▸ **WORK REQUIRED**: Restate the entries below verbatim.

--*--

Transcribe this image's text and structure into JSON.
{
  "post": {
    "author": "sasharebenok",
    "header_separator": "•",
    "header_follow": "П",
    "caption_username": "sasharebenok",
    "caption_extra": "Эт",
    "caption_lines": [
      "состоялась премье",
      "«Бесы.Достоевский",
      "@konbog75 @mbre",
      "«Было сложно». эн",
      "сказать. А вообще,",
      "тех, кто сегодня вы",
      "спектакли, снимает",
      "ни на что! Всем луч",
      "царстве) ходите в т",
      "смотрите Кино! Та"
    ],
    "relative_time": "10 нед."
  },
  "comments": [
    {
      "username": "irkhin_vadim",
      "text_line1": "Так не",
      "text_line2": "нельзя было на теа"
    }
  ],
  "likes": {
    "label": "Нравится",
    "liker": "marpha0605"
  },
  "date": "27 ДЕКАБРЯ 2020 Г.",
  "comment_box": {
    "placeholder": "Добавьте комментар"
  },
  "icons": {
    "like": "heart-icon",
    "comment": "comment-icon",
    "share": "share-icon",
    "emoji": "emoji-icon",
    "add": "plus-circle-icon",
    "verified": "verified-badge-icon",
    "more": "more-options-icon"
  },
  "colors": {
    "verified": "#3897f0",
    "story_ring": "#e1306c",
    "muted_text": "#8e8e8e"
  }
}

--*--

▸ **EXERCISE ANSWER**:
Transcribe this image's text and structure into JSON.
{
  "post": {
    "author": "sasharebenok",
    "header_separator": "•",
    "header_follow": "П",
    "caption_username": "sasharebenok",
    "caption_extra": "Эт",
    "caption_lines": [
      "состоялась премье",
      "«Бесы.Достоевский",
      "@konbog75 @mbre",
      "«Было сложно». эн",
      "сказать. А вообще,",
      "тех, кто сегодня вы",
      "спектакли, снимает",
      "ни на что! Всем луч",
      "царстве) ходите в т",
      "смотрите Кино! Та"
    ],
    "relative_time": "10 нед."
  },
  "comments": [
    {
      "username": "irkhin_vadim",
      "text_line1": "Так не",
      "text_line2": "нельзя было на теа"
    }
  ],
  "likes": {
    "label": "Нравится",
    "liker": "marpha0605"
  },
  "date": "27 ДЕКАБРЯ 2020 Г.",
  "comment_box": {
    "placeholder": "Добавьте комментар"
  },
  "icons": {
    "like": "heart-icon",
    "comment": "comment-icon",
    "share": "share-icon",
    "emoji": "emoji-icon",
    "add": "plus-circle-icon",
    "verified": "verified-badge-icon",
    "more": "more-options-icon"
  },
  "colors": {
    "verified": "#3897f0",
    "story_ring": "#e1306c",
    "muted_text": "#8e8e8e"
  }
}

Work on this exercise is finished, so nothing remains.